Material shown

- - -

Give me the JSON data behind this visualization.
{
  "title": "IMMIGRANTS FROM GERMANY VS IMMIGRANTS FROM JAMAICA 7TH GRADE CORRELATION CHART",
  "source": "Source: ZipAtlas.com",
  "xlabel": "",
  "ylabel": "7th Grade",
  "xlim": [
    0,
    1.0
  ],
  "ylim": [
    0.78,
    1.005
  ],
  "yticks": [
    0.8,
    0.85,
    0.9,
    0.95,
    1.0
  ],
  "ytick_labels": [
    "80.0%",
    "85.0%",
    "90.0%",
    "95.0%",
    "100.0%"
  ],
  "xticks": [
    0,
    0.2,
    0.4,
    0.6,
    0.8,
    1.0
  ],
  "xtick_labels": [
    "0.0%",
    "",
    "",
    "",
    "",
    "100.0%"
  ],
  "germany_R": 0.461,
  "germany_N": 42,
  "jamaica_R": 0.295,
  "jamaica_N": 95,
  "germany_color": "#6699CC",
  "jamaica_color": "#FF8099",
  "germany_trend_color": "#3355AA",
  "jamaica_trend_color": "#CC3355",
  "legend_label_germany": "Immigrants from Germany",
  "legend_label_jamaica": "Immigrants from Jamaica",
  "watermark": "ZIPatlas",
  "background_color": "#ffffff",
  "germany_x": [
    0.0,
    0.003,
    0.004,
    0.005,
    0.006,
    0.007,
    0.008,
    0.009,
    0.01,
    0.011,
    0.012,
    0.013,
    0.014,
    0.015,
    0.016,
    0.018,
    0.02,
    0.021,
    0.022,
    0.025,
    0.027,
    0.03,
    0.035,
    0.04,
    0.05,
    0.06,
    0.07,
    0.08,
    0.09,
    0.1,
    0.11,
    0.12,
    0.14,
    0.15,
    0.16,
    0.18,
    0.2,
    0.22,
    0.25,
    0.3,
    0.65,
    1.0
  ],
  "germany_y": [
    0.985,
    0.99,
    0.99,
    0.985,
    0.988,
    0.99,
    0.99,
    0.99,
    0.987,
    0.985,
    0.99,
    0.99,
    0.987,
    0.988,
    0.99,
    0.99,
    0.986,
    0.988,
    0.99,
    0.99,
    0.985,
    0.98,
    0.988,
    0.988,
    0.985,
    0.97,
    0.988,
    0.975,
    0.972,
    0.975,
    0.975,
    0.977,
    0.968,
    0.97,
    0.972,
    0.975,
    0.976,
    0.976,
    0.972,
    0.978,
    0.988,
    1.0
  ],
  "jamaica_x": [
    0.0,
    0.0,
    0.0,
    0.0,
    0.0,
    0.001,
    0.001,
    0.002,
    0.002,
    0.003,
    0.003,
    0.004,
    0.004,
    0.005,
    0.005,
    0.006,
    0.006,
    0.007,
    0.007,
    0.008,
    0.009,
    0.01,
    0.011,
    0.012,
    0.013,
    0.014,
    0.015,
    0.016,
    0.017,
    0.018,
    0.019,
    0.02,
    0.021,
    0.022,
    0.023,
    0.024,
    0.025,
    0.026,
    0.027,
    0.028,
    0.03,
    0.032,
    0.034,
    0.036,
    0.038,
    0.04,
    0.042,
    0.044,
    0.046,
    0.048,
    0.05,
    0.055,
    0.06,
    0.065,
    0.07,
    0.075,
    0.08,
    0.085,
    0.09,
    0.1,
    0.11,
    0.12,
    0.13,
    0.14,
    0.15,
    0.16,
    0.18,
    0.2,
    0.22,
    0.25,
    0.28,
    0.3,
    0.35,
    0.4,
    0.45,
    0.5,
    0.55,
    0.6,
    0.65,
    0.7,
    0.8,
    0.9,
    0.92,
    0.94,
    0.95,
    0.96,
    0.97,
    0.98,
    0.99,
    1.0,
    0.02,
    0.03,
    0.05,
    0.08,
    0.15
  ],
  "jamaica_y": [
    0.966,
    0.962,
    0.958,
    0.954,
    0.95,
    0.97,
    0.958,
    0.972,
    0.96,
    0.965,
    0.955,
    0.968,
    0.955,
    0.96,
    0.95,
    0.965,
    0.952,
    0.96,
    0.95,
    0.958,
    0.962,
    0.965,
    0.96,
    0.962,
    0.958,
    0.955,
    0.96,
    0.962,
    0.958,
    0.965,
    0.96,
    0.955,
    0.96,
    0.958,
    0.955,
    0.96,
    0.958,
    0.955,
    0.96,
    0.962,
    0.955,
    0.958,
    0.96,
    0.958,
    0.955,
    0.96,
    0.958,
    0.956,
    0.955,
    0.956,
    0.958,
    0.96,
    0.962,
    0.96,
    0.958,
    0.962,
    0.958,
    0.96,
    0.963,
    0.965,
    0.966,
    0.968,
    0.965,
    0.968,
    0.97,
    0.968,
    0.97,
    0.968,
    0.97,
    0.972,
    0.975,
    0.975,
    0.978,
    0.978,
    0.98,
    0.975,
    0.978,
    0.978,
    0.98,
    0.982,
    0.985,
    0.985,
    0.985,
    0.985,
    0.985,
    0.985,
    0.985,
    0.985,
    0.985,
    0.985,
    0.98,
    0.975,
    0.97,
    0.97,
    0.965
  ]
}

- - -

The entries above should be repeated exactly, every one of them.

Exercise solution
Give me the JSON data behind this visualization.
{
  "title": "IMMIGRANTS FROM GERMANY VS IMMIGRANTS FROM JAMAICA 7TH GRADE CORRELATION CHART",
  "source": "Source: ZipAtlas.com",
  "xlabel": "",
  "ylabel": "7th Grade",
  "xlim": [
    0,
    1.0
  ],
  "ylim": [
    0.78,
    1.005
  ],
  "yticks": [
    0.8,
    0.85,
    0.9,
    0.95,
    1.0
  ],
  "ytick_labels": [
    "80.0%",
    "85.0%",
    "90.0%",
    "95.0%",
    "100.0%"
  ],
  "xticks": [
    0,
    0.2,
    0.4,
    0.6,
    0.8,
    1.0
  ],
  "xtick_labels": [
    "0.0%",
    "",
    "",
    "",
    "",
    "100.0%"
  ],
  "germany_R": 0.461,
  "germany_N": 42,
  "jamaica_R": 0.295,
  "jamaica_N": 95,
  "germany_color": "#6699CC",
  "jamaica_color": "#FF8099",
  "germany_trend_color": "#3355AA",
  "jamaica_trend_color": "#CC3355",
  "legend_label_germany": "Immigrants from Germany",
  "legend_label_jamaica": "Immigrants from Jamaica",
  "watermark": "ZIPatlas",
  "background_color": "#ffffff",
  "germany_x": [
    0.0,
    0.003,
    0.004,
    0.005,
    0.006,
    0.007,
    0.008,
    0.009,
    0.01,
    0.011,
    0.012,
    0.013,
    0.014,
    0.015,
    0.016,
    0.018,
    0.02,
    0.021,
    0.022,
    0.025,
    0.027,
    0.03,
    0.035,
    0.04,
    0.05,
    0.06,
    0.07,
    0.08,
    0.09,
    0.1,
    0.11,
    0.12,
    0.14,
    0.15,
    0.16,
    0.18,
    0.2,
    0.22,
    0.25,
    0.3,
    0.65,
    1.0
  ],
  "germany_y": [
    0.985,
    0.99,
    0.99,
    0.985,
    0.988,
    0.99,
    0.99,
    0.99,
    0.987,
    0.985,
    0.99,
    0.99,
    0.987,
    0.988,
    0.99,
    0.99,
    0.986,
    0.988,
    0.99,
    0.99,
    0.985,
    0.98,
    0.988,
    0.988,
    0.985,
    0.97,
    0.988,
    0.975,
    0.972,
    0.975,
    0.975,
    0.977,
    0.968,
    0.97,
    0.972,
    0.975,
    0.976,
    0.976,
    0.972,
    0.978,
    0.988,
    1.0
  ],
  "jamaica_x": [
    0.0,
    0.0,
    0.0,
    0.0,
    0.0,
    0.001,
    0.001,
    0.002,
    0.002,
    0.003,
    0.003,
    0.004,
    0.004,
    0.005,
    0.005,
    0.006,
    0.006,
    0.007,
    0.007,
    0.008,
    0.009,
    0.01,
    0.011,
    0.012,
    0.013,
    0.014,
    0.015,
    0.016,
    0.017,
    0.018,
    0.019,
    0.02,
    0.021,
    0.022,
    0.023,
    0.024,
    0.025,
    0.026,
    0.027,
    0.028,
    0.03,
    0.032,
    0.034,
    0.036,
    0.038,
    0.04,
    0.042,
    0.044,
    0.046,
    0.048,
    0.05,
    0.055,
    0.06,
    0.065,
    0.07,
    0.075,
    0.08,
    0.085,
    0.09,
    0.1,
    0.11,
    0.12,
    0.13,
    0.14,
    0.15,
    0.16,
    0.18,
    0.2,
    0.22,
    0.25,
    0.28,
    0.3,
    0.35,
    0.4,
    0.45,
    0.5,
    0.55,
    0.6,
    0.65,
    0.7,
    0.8,
    0.9,
    0.92,
    0.94,
    0.95,
    0.96,
    0.97,
    0.98,
    0.99,
    1.0,
    0.02,
    0.03,
    0.05,
    0.08,
    0.15
  ],
  "jamaica_y": [
    0.966,
    0.962,
    0.958,
    0.954,
    0.95,
    0.97,
    0.958,
    0.972,
    0.96,
    0.965,
    0.955,
    0.968,
    0.955,
    0.96,
    0.95,
    0.965,
    0.952,
    0.96,
    0.95,
    0.958,
    0.962,
    0.965,
    0.96,
    0.962,
    0.958,
    0.955,
    0.96,
    0.962,
    0.958,
    0.965,
    0.96,
    0.955,
    0.96,
    0.958,
    0.955,
    0.96,
    0.958,
    0.955,
    0.96,
    0.962,
    0.955,
    0.958,
    0.96,
    0.958,
    0.955,
    0.96,
    0.958,
    0.956,
    0.955,
    0.956,
    0.958,
    0.96,
    0.962,
    0.96,
    0.958,
    0.962,
    0.958,
    0.96,
    0.963,
    0.965,
    0.966,
    0.968,
    0.965,
    0.968,
    0.97,
    0.968,
    0.97,
    0.968,
    0.97,
    0.972,
    0.975,
    0.975,
    0.978,
    0.978,
    0.98,
    0.975,
    0.978,
    0.978,
    0.98,
    0.982,
    0.985,
    0.985,
    0.985,
    0.985,
    0.985,
    0.985,
    0.985,
    0.985,
    0.985,
    0.985,
    0.98,
    0.975,
    0.97,
    0.97,
    0.965
  ]
}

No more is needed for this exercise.